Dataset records
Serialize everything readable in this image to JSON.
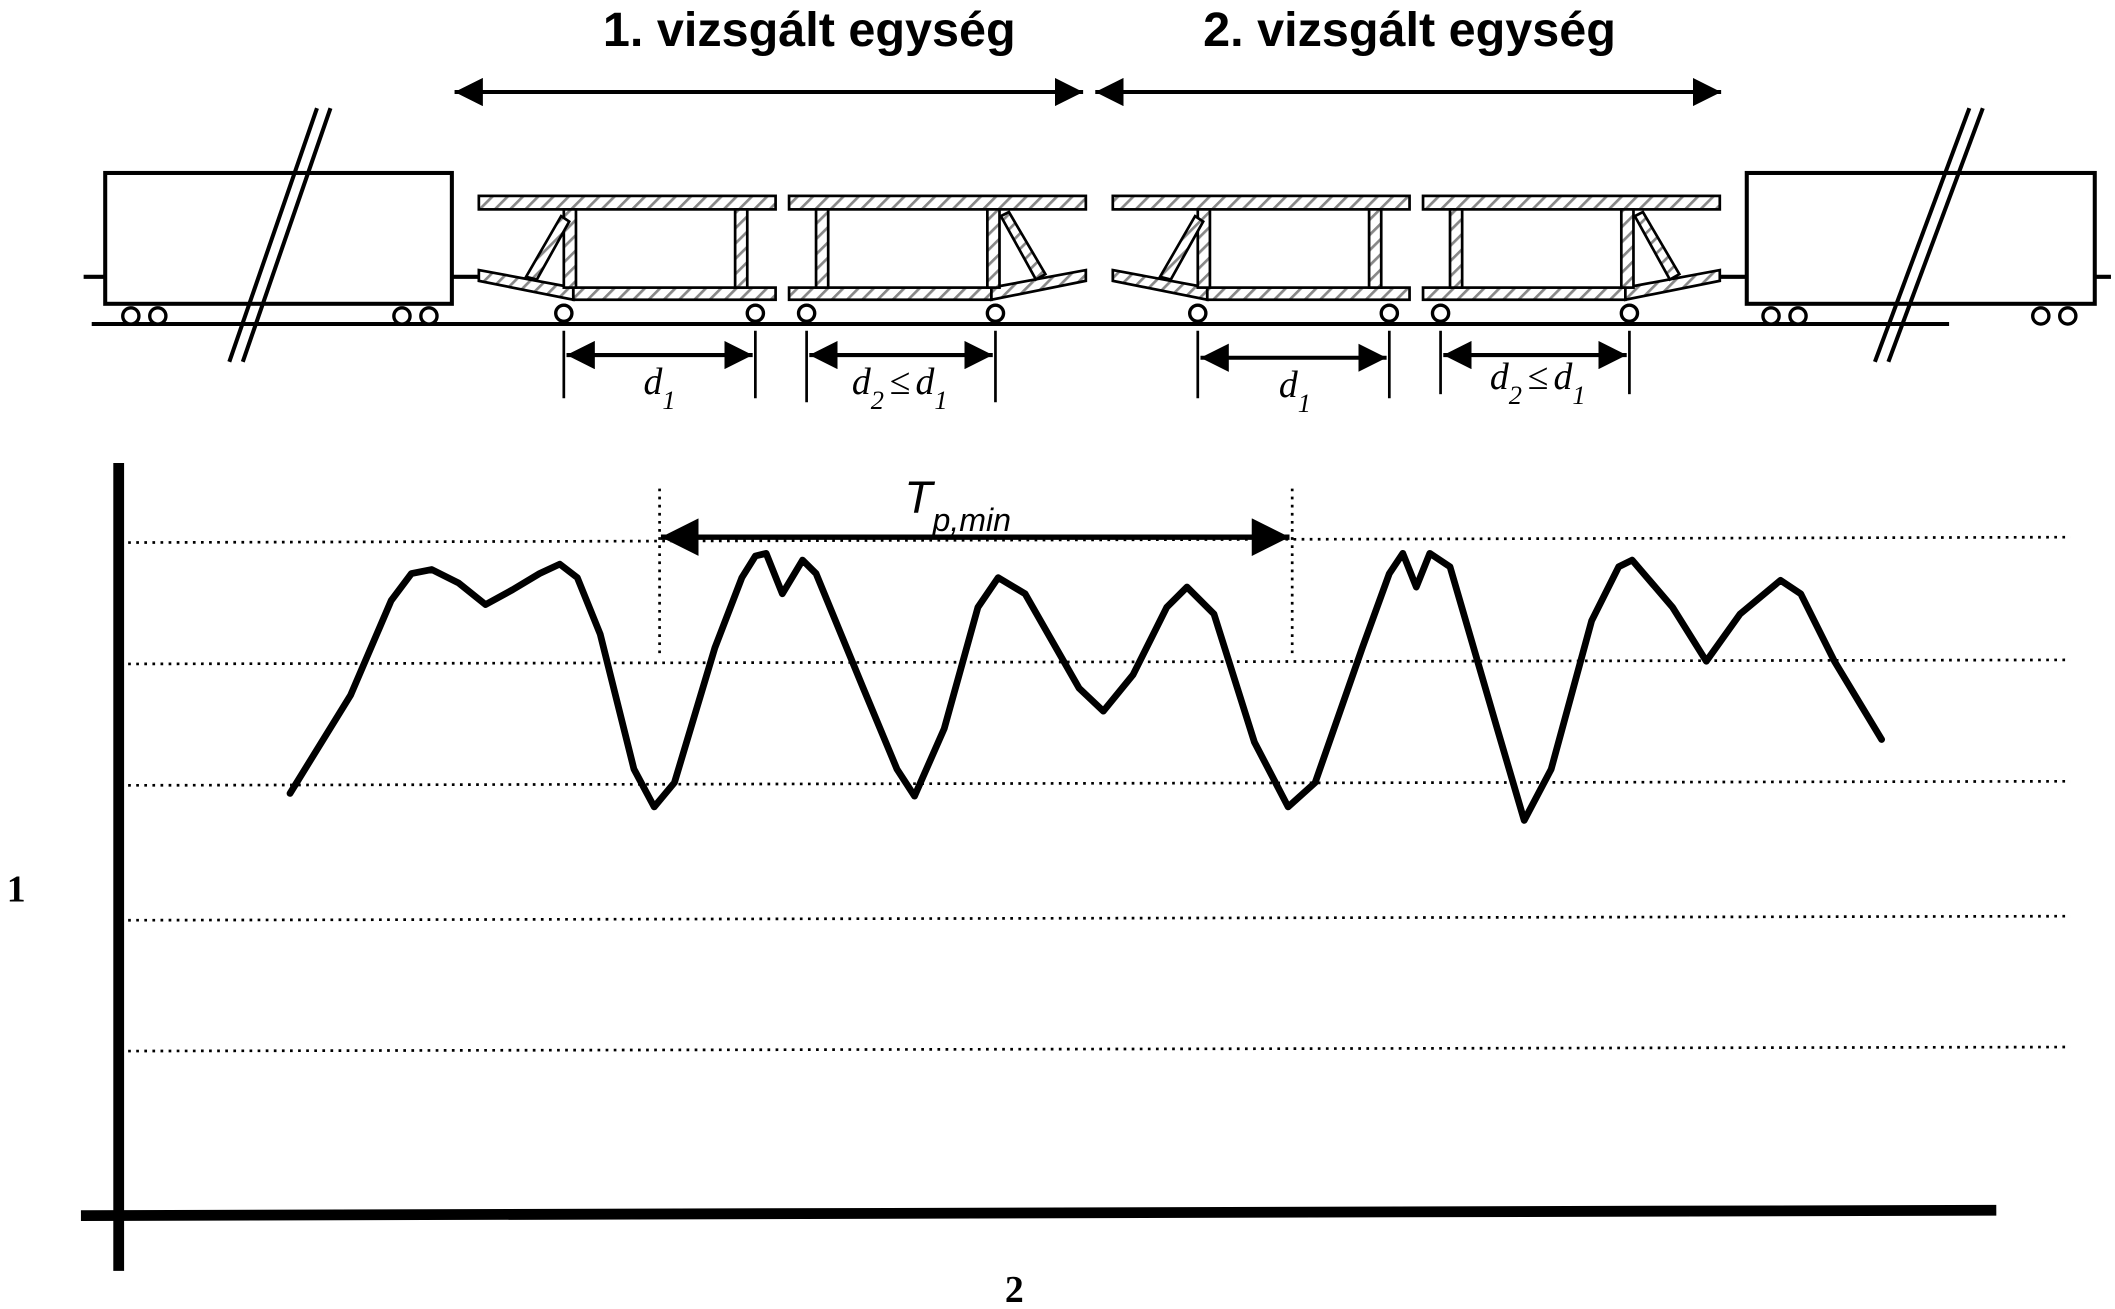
{
  "units": [
    {
      "label": "1. vizsgált egység"
    },
    {
      "label": "2. vizsgált egység"
    }
  ],
  "dimensions": [
    {
      "label": [
        {
          "text": "d"
        },
        {
          "text": "1",
          "sub": true
        }
      ]
    },
    {
      "label": [
        {
          "text": "d"
        },
        {
          "text": "2",
          "sub": true
        },
        {
          "text": "≤"
        },
        {
          "text": "d"
        },
        {
          "text": "1",
          "sub": true
        }
      ]
    },
    {
      "label": [
        {
          "text": "d"
        },
        {
          "text": "1",
          "sub": true
        }
      ]
    },
    {
      "label": [
        {
          "text": "d"
        },
        {
          "text": "2",
          "sub": true
        },
        {
          "text": "≤"
        },
        {
          "text": "d"
        },
        {
          "text": "1",
          "sub": true
        }
      ]
    }
  ],
  "period": [
    {
      "text": "T"
    },
    {
      "text": "p,min",
      "sub": true
    }
  ],
  "y_axis_label": "1",
  "x_axis_label": "2"
}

**What is asked:**
Return each line where "egység" shows up.

**Finished task:**
      "label": "1. vizsgált egység"
      "label": "2. vizsgált egység"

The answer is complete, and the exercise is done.